◆ TASK PROMPT
Extract all data as written.
==========
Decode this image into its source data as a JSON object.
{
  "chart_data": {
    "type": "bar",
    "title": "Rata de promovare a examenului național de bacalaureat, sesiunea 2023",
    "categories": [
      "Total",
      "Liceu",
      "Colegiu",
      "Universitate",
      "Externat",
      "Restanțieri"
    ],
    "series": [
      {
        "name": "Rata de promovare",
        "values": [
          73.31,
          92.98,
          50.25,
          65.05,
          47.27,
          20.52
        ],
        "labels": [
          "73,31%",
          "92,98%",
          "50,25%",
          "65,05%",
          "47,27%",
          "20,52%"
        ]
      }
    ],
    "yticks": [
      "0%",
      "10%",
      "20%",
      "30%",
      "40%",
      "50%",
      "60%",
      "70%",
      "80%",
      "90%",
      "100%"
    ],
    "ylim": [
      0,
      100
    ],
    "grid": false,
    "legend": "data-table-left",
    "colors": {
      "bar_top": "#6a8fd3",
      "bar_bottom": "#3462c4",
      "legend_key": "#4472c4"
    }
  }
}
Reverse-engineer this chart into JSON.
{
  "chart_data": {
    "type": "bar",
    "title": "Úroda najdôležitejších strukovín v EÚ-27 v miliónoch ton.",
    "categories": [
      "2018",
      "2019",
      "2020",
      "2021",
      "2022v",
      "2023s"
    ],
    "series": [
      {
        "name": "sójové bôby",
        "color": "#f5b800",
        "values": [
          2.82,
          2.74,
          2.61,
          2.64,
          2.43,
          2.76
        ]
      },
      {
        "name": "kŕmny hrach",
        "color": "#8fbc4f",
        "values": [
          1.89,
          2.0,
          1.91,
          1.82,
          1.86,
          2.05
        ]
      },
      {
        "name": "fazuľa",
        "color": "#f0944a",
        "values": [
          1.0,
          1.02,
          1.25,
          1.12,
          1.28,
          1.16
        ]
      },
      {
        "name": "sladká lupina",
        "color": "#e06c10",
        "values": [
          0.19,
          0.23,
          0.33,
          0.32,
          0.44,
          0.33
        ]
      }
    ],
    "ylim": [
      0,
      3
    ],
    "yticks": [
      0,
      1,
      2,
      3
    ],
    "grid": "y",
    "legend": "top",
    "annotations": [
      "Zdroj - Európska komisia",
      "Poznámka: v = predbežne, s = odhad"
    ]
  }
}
==========
◆ OUTPUT FOR THIS EXERCISE
Decode this image into its source data as a JSON object.
{
  "chart_data": {
    "type": "bar",
    "title": "Rata de promovare a examenului național de bacalaureat, sesiunea 2023",
    "categories": [
      "Total",
      "Liceu",
      "Colegiu",
      "Universitate",
      "Externat",
      "Restanțieri"
    ],
    "series": [
      {
        "name": "Rata de promovare",
        "values": [
          73.31,
          92.98,
          50.25,
          65.05,
          47.27,
          20.52
        ],
        "labels": [
          "73,31%",
          "92,98%",
          "50,25%",
          "65,05%",
          "47,27%",
          "20,52%"
        ]
      }
    ],
    "yticks": [
      "0%",
      "10%",
      "20%",
      "30%",
      "40%",
      "50%",
      "60%",
      "70%",
      "80%",
      "90%",
      "100%"
    ],
    "ylim": [
      0,
      100
    ],
    "grid": false,
    "legend": "data-table-left",
    "colors": {
      "bar_top": "#6a8fd3",
      "bar_bottom": "#3462c4",
      "legend_key": "#4472c4"
    }
  }
}
Reverse-engineer this chart into JSON.
{
  "chart_data": {
    "type": "bar",
    "title": "Úroda najdôležitejších strukovín v EÚ-27 v miliónoch ton.",
    "categories": [
      "2018",
      "2019",
      "2020",
      "2021",
      "2022v",
      "2023s"
    ],
    "series": [
      {
        "name": "sójové bôby",
        "color": "#f5b800",
        "values": [
          2.82,
          2.74,
          2.61,
          2.64,
          2.43,
          2.76
        ]
      },
      {
        "name": "kŕmny hrach",
        "color": "#8fbc4f",
        "values": [
          1.89,
          2.0,
          1.91,
          1.82,
          1.86,
          2.05
        ]
      },
      {
        "name": "fazuľa",
        "color": "#f0944a",
        "values": [
          1.0,
          1.02,
          1.25,
          1.12,
          1.28,
          1.16
        ]
      },
      {
        "name": "sladká lupina",
        "color": "#e06c10",
        "values": [
          0.19,
          0.23,
          0.33,
          0.32,
          0.44,
          0.33
        ]
      }
    ],
    "ylim": [
      0,
      3
    ],
    "yticks": [
      0,
      1,
      2,
      3
    ],
    "grid": "y",
    "legend": "top",
    "annotations": [
      "Zdroj - Európska komisia",
      "Poznámka: v = predbežne, s = odhad"
    ]
  }
}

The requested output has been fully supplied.